What is required: Put the entries below into a Markdown table with the columns Row and Entry line, giving each line its row number and skipping blank lines. Leave the pictures out.

Given data:
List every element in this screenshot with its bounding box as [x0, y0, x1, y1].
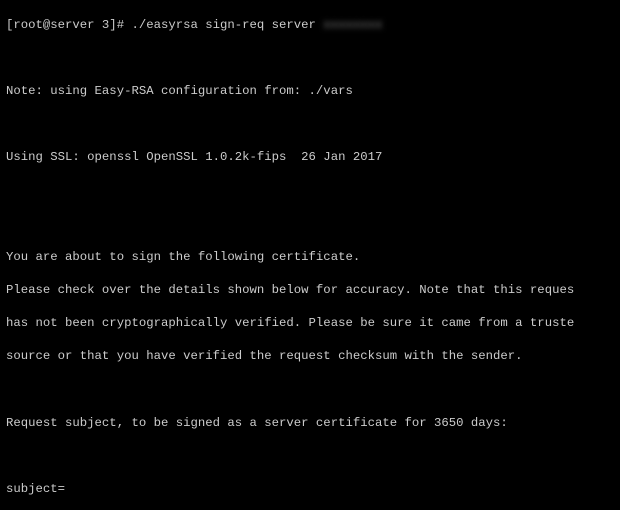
about-line: You are about to sign the following cert… [6, 249, 614, 266]
subject-header: subject= [6, 481, 614, 498]
hidden-server-name: xxxxxxxx [323, 18, 382, 32]
terminal-window[interactable]: [root@server 3]# ./easyrsa sign-req serv… [0, 0, 620, 510]
request-subject-line: Request subject, to be signed as a serve… [6, 415, 614, 432]
prompt-line: [root@server 3]# ./easyrsa sign-req serv… [6, 18, 323, 32]
check-line-3: source or that you have verified the req… [6, 348, 614, 365]
ssl-line: Using SSL: openssl OpenSSL 1.0.2k-fips 2… [6, 149, 614, 166]
check-line-2: has not been cryptographically verified.… [6, 315, 614, 332]
check-line-1: Please check over the details shown belo… [6, 282, 614, 299]
note-line: Note: using Easy-RSA configuration from:… [6, 83, 614, 100]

Solution to this problem:
| Row | Entry line |
|---|---|
| 1 | List every element in this screenshot with its bounding box as [x0, y0, x1, y1]. |
| 2 | about-line: You are about to sign the following cert… [6, 249, 614, 266] |
| 3 | subject-header: subject= [6, 481, 614, 498] |
| 4 | hidden-server-name: xxxxxxxx [323, 18, 382, 32] |
| 5 | terminal-window[interactable]: [root@server 3]# ./easyrsa sign-req serv… [0, 0, 620, 510] |
| 6 | request-subject-line: Request subject, to be signed as a serve… [6, 415, 614, 432] |
| 7 | prompt-line: [root@server 3]# ./easyrsa sign-req serv… [6, 18, 323, 32] |
| 8 | check-line-3: source or that you have verified the req… [6, 348, 614, 365] |
| 9 | ssl-line: Using SSL: openssl OpenSSL 1.0.2k-fips 2… [6, 149, 614, 166] |
| 10 | check-line-2: has not been cryptographically verified.… [6, 315, 614, 332] |
| 11 | check-line-1: Please check over the details shown belo… [6, 282, 614, 299] |
| 12 | note-line: Note: using Easy-RSA configuration from:… [6, 83, 614, 100] |